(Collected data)
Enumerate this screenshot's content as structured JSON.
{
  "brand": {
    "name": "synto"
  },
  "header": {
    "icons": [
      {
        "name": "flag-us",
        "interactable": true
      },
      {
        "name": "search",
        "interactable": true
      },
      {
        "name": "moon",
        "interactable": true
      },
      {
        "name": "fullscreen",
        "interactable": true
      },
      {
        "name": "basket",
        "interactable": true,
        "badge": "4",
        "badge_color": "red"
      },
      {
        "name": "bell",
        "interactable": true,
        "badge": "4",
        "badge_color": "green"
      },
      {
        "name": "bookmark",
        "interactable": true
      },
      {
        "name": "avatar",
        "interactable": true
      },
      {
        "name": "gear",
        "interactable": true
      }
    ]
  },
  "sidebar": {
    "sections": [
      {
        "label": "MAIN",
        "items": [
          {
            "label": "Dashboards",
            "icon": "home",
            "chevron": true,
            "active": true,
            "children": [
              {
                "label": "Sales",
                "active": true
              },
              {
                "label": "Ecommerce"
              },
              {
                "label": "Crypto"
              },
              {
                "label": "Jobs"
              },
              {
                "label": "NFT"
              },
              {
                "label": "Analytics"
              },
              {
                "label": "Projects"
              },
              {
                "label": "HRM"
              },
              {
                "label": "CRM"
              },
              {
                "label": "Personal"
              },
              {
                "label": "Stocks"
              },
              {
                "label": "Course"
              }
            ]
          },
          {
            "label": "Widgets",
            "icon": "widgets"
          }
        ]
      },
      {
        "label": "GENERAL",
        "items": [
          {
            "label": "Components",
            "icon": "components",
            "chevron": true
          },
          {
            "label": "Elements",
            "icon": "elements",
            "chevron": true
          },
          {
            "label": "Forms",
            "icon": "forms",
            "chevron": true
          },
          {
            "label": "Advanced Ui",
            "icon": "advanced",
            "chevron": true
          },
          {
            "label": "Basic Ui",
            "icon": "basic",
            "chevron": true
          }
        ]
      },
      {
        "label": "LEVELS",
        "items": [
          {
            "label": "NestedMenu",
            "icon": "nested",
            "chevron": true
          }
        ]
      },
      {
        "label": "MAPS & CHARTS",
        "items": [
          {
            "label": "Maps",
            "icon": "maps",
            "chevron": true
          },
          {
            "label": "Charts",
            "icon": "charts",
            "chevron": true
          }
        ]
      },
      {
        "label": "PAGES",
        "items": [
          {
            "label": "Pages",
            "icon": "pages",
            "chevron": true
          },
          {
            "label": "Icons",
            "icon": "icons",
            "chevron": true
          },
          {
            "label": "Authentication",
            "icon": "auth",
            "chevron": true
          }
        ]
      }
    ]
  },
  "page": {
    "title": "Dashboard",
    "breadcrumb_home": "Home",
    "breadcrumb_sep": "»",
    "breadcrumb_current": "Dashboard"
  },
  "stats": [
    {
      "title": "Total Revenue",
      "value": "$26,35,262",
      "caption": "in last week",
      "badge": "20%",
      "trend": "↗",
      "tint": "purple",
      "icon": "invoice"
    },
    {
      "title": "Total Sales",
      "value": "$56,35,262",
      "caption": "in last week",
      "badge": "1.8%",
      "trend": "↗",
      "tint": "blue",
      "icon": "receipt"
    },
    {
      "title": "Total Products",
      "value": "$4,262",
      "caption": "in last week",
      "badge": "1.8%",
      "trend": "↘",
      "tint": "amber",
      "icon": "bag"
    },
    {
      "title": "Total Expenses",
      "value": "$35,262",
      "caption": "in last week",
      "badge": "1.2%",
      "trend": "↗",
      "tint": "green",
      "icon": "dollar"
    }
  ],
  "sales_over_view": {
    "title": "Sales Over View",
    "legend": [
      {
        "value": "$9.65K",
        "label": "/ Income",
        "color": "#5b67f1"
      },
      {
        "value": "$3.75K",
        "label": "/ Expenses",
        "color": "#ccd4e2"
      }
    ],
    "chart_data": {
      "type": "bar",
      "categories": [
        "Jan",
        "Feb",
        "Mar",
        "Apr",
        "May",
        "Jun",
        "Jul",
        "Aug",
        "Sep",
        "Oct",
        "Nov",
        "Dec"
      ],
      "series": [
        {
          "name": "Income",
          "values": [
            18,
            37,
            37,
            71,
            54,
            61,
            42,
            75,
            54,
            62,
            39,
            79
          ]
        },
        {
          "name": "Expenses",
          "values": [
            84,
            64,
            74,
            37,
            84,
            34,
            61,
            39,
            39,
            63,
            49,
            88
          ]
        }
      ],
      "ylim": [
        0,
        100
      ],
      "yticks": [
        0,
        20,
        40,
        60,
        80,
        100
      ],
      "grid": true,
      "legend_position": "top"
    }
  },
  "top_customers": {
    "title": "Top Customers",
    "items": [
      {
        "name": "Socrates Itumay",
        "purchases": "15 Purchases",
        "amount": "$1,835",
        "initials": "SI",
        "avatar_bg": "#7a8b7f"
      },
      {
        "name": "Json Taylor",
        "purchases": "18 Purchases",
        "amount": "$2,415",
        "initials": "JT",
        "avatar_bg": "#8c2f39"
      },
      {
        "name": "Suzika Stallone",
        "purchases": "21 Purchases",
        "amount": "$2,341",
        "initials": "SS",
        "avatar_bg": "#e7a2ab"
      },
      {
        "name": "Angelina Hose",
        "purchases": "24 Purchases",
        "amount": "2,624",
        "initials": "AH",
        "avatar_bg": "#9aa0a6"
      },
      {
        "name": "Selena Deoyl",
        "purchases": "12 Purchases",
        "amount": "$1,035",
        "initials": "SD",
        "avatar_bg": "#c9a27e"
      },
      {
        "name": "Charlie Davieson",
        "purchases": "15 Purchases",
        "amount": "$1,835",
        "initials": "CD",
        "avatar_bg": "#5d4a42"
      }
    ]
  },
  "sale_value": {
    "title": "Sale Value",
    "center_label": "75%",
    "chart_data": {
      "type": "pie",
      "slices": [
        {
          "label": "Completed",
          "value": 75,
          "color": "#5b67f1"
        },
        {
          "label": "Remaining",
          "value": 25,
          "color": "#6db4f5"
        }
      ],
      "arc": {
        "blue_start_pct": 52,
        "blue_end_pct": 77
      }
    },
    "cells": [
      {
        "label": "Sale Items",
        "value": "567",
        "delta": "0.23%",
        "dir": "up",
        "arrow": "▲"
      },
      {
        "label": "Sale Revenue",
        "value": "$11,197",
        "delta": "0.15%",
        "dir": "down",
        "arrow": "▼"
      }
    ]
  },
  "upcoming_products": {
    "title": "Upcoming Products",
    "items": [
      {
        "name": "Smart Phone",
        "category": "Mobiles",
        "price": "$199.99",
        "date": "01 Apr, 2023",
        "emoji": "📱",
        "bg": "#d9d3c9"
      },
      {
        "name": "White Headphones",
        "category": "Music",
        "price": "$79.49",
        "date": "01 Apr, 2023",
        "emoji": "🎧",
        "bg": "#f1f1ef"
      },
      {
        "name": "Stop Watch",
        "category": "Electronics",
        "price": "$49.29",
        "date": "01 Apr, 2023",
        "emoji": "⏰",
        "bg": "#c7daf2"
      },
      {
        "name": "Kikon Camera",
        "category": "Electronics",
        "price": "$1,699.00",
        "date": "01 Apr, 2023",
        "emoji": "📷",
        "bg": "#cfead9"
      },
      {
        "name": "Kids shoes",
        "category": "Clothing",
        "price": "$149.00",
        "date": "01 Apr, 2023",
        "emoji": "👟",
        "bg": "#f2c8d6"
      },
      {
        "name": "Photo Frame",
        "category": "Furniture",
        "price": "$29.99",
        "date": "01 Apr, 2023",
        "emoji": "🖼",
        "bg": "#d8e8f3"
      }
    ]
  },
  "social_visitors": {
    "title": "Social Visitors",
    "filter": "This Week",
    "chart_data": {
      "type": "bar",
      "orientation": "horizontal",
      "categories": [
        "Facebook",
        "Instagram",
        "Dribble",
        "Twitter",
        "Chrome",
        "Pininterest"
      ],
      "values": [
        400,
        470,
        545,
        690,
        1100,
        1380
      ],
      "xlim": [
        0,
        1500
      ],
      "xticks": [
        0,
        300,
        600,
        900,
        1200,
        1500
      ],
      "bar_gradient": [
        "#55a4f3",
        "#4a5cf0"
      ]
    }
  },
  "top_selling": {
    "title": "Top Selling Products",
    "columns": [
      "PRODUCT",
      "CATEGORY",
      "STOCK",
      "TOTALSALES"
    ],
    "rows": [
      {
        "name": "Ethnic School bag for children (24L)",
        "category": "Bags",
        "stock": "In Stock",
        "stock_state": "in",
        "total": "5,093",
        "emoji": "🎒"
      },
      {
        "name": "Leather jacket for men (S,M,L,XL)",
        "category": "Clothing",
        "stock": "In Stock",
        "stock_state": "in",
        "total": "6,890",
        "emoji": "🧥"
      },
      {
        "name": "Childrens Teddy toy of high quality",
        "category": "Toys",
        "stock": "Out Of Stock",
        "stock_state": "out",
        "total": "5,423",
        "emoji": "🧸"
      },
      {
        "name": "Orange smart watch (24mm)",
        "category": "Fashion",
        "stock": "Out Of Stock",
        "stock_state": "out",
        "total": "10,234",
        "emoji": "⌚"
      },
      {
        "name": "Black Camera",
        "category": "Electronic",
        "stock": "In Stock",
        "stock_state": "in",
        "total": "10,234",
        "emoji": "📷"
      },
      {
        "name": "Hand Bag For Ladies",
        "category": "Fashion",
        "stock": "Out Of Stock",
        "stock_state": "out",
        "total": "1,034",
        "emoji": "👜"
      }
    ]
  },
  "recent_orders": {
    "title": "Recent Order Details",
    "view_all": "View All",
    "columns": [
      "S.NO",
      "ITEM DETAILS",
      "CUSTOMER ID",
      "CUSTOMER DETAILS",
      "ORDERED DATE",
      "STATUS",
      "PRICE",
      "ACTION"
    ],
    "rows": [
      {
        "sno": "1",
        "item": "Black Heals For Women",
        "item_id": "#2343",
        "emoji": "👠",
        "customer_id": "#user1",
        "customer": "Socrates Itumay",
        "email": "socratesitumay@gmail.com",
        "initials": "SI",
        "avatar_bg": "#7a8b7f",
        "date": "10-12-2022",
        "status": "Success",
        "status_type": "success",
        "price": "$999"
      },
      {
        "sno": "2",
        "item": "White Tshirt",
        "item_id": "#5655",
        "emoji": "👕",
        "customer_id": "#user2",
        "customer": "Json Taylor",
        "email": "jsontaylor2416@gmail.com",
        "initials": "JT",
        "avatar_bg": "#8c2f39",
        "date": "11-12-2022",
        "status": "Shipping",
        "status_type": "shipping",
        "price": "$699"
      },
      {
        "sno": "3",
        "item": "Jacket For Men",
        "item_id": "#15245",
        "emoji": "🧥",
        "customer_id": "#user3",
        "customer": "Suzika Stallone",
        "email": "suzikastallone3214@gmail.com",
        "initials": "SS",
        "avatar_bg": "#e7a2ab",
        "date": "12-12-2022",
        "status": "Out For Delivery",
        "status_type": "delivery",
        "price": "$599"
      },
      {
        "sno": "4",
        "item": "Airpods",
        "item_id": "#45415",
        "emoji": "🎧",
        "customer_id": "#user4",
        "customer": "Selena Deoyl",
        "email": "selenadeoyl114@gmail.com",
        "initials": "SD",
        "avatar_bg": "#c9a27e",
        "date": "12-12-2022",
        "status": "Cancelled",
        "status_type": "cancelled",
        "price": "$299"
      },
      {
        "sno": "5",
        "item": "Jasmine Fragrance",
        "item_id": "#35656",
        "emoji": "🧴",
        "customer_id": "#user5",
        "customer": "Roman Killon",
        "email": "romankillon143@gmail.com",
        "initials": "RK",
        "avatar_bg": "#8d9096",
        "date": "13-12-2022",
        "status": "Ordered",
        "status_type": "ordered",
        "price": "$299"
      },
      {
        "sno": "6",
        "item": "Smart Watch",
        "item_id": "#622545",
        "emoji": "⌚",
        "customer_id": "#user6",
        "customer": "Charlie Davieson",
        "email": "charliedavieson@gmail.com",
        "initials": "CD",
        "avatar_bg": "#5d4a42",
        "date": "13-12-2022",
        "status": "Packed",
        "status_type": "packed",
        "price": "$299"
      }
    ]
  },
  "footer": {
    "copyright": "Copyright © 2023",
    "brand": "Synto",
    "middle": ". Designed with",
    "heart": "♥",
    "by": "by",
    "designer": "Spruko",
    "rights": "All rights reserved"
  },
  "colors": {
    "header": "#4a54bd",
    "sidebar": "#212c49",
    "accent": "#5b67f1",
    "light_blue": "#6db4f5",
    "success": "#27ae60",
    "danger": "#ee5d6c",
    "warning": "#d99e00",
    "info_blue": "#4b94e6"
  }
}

**The problem**. Filter for "amount". Return all lines that hold it.

**Exercise answer**.
        "amount": "$1,835",
        "amount": "$2,415",
        "amount": "$2,341",
        "amount": "2,624",
        "amount": "$1,035",
        "amount": "$1,835",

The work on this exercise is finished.